* [Esercizio proposto A]:
Rispondi in base al brano su lingua e genere:
(i) Di chi era allievo Antonio Gramsci a Torino?
(ii) Stando ai dibattiti attuali, che cosa sembra essere oggi una delle principali articolazioni della "quistione" della lingua in Italia?
(iii) Quali sono le due aree calde del dibattito?

* [Brano del testo]:
--

Il dibattito sull’uso dei femminili professionali e sul superamento della visione binaria è la spia di un cambiamento che riflette i mutamenti sociali.
- - di Vera Gheno e Gigliola Sulis
Sono
passati quasi novant’anni da quando Antonio Gramsci, già linguista e allievo di
Matteo Bartoli a Torino, annotava nei Quaderni del carcere che
«ogni volta che affiora, in un modo o nell’altro, la quistione della lingua,
significa che si sta imponendo una serie di altri problemi: la formazione e
l’allargamento della classe dirigente, la necessità di stabilire rapporti più
intimi e sicuri tra i gruppi dirigenti e la massa popolare-nazionale, cioè di
riorganizzare l’egemonia culturale». Stando alla vivacità dei dibattiti
attuali, sembra che oggi il genere sia una delle principali articolazioni della
“quistione” della lingua in Italia: di cosa si parla, dunque, quando si discute
di lingua e genere, e qual è la relazione con una possibile riorganizzazione
dei rapporti di potere?
Due
sono al momento le aree calde del dibattito: l’uso dei femminili professionali
e la sperimentazione di forme che puntano a superare la visione binaria del
genere. Questi cambiamenti e le reazioni che provocano si legano alla dignità e
visibilità (anche) linguistica di gruppi che, non appartenendo al genere
egemonico, sono stati tradizionalmente marginalizzati, e rispondono quindi a
una richiesta di diritti, dentro e fuori dalla lingua.

--

* [Esercizio proposto B]:
Disponi le righe dei record qui sotto come un elenco JSON di stringhe, una stringa per ogni riga, tralasciando le righe vuote. Lascia fuori dalla risposta le immagini.

--

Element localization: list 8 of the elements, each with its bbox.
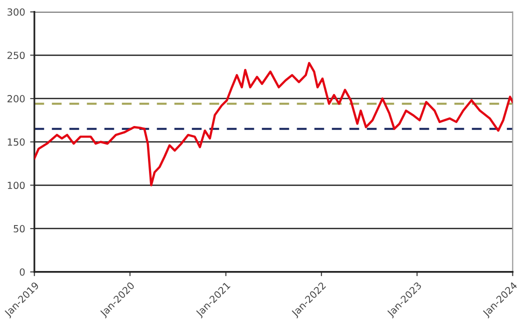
y-tick-label: 250	[8, 52, 25, 60]
y-tick-label: 100	[8, 182, 25, 190]
line-series	[34, 62, 513, 186]
y-tick-label: 200	[8, 95, 25, 102]
y-tick-label: 150	[8, 138, 25, 146]
y-tick-label: 300	[8, 8, 25, 16]
y-tick-label: 50	[14, 225, 25, 232]
y-tick-label: 0	[20, 268, 25, 276]
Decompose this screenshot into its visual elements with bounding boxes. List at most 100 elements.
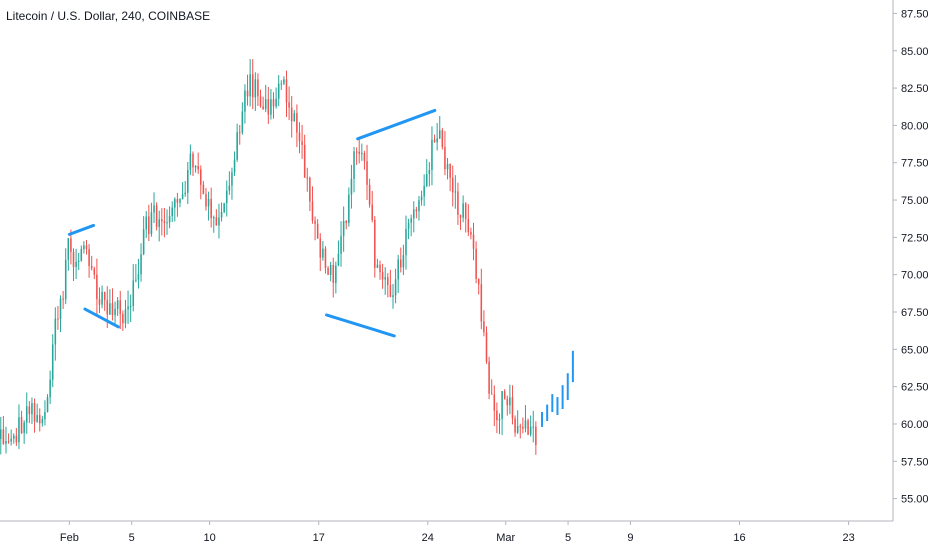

--

* [Soluzione svolta A]:
(i) Di Matteo Bartoli.
(ii) Il genere.
(iii) L'uso dei femminili professionali e la sperimentazione di forme che puntano a superare la visione binaria del genere.

* [Soluzione svolta B]:
[
  "Element localization: list 8 of the elements, each with its bbox.",
  "y-tick-label: 250\t[8, 52, 25, 60]",
  "y-tick-label: 100\t[8, 182, 25, 190]",
  "line-series\t[34, 62, 513, 186]",
  "y-tick-label: 200\t[8, 95, 25, 102]",
  "y-tick-label: 150\t[8, 138, 25, 146]",
  "y-tick-label: 300\t[8, 8, 25, 16]",
  "y-tick-label: 50\t[14, 225, 25, 232]",
  "y-tick-label: 0\t[20, 268, 25, 276]",
  "Decompose this screenshot into its visual elements with bounding boxes. List at most 100 elements."
]